### WHAT IS REQUIRED
Your task is to find every line in the records that holds the string "title" and copy it.

### SUPPLIED DATA
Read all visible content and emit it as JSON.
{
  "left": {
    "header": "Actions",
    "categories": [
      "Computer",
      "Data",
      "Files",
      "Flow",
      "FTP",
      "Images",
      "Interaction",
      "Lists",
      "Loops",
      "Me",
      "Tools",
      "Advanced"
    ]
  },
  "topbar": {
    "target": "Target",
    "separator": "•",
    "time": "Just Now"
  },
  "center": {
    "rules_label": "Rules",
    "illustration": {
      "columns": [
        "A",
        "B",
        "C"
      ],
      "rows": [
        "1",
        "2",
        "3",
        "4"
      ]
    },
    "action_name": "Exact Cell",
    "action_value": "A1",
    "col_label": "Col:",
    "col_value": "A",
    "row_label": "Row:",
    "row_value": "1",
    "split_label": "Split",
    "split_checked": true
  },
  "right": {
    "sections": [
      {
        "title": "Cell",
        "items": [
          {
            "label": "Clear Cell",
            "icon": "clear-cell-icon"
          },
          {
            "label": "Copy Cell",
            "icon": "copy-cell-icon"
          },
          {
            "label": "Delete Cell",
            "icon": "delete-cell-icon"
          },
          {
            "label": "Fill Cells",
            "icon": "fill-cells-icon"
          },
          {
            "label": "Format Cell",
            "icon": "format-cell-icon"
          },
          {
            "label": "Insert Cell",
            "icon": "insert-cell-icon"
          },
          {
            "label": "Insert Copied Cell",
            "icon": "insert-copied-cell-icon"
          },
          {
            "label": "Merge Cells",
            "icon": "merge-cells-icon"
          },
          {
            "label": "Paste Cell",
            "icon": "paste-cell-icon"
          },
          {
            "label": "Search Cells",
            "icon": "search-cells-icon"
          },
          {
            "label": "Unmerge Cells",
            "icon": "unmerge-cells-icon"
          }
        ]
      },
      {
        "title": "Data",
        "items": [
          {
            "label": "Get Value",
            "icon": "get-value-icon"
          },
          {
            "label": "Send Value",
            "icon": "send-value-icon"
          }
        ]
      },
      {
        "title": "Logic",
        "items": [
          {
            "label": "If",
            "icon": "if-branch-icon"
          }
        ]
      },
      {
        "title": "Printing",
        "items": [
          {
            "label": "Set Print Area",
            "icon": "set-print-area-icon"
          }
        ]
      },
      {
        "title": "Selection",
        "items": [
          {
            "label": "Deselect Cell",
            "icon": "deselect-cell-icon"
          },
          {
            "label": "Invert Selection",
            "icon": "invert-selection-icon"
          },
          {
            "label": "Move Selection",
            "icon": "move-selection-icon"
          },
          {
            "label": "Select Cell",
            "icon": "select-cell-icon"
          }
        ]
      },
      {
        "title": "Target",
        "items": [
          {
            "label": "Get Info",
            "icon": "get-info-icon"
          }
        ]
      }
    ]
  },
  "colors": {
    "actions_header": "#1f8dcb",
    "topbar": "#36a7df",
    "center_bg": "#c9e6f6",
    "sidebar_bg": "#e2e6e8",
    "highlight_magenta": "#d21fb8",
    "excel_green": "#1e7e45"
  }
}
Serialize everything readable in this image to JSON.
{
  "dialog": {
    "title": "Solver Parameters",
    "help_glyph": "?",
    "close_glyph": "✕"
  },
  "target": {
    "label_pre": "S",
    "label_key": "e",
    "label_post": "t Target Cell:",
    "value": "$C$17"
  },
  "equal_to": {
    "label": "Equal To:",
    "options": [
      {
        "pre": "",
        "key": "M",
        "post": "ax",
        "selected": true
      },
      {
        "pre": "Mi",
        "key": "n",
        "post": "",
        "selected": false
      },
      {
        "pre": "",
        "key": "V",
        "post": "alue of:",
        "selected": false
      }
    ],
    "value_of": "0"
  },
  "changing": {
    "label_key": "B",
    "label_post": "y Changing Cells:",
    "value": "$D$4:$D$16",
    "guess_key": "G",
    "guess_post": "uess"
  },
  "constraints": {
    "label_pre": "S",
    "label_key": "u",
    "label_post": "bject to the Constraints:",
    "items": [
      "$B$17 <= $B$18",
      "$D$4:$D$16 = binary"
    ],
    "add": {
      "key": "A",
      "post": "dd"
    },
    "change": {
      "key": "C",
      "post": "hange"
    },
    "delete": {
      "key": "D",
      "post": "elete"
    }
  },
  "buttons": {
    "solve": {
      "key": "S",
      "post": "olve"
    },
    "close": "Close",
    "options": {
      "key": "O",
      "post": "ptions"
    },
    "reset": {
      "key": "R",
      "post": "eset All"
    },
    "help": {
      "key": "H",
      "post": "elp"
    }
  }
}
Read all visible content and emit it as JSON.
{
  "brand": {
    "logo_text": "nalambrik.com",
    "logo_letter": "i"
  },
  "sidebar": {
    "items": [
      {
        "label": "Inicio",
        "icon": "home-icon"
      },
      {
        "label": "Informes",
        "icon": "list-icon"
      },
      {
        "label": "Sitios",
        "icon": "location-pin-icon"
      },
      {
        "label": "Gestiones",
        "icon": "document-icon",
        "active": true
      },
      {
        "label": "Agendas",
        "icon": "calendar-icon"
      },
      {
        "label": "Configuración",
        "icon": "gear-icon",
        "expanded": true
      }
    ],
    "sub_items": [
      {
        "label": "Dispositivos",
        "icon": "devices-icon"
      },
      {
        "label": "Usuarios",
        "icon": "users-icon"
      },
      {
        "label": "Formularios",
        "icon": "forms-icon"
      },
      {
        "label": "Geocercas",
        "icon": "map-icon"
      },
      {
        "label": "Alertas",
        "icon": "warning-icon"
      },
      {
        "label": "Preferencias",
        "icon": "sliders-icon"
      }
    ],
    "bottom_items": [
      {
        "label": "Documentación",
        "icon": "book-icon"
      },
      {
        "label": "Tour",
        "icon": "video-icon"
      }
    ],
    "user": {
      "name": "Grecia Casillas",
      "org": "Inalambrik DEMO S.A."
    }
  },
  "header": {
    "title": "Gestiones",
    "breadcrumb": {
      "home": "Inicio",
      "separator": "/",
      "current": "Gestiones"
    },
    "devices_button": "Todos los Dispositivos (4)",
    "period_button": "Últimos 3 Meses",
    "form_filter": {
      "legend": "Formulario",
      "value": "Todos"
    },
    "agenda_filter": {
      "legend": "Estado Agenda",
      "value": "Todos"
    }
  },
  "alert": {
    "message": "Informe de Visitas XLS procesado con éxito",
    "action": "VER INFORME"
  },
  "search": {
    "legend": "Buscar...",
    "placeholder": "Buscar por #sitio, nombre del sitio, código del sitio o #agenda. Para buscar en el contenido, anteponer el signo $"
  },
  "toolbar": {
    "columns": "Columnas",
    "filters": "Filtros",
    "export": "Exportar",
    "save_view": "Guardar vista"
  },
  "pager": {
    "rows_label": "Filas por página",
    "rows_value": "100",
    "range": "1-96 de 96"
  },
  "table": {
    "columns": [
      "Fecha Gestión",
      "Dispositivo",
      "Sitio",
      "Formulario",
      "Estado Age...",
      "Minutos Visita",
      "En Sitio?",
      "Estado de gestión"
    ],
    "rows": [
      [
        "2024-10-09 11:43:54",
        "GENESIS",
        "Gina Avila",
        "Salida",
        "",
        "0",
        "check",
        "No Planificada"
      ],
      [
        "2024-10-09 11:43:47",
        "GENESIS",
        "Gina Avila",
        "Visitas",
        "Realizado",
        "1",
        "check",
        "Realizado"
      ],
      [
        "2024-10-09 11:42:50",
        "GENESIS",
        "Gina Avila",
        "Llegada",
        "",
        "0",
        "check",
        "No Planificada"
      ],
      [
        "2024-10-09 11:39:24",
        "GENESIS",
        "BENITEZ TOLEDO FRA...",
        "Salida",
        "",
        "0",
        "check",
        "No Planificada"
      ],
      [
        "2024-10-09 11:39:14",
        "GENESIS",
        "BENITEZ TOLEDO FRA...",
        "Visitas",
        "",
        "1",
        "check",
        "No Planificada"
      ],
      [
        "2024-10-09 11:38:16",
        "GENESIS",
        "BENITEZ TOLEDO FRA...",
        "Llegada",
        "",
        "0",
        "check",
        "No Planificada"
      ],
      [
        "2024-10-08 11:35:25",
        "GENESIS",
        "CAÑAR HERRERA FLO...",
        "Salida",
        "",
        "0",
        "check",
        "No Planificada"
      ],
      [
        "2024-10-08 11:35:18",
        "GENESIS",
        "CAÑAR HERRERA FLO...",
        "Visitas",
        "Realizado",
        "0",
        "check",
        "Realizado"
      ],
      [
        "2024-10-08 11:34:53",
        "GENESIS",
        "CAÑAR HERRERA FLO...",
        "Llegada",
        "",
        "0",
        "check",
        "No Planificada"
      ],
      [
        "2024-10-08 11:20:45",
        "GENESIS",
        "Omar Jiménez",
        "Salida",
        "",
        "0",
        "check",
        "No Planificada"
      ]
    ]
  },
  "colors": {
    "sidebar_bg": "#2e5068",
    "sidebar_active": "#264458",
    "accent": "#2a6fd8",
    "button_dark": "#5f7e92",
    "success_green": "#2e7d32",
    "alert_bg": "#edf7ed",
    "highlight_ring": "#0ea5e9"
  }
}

### RESULT OF THIS TASK
        "title": "Cell",
        "title": "Data",
        "title": "Logic",
        "title": "Printing",
        "title": "Selection",
        "title": "Target",
    "title": "Solver Parameters",
    "title": "Gestiones",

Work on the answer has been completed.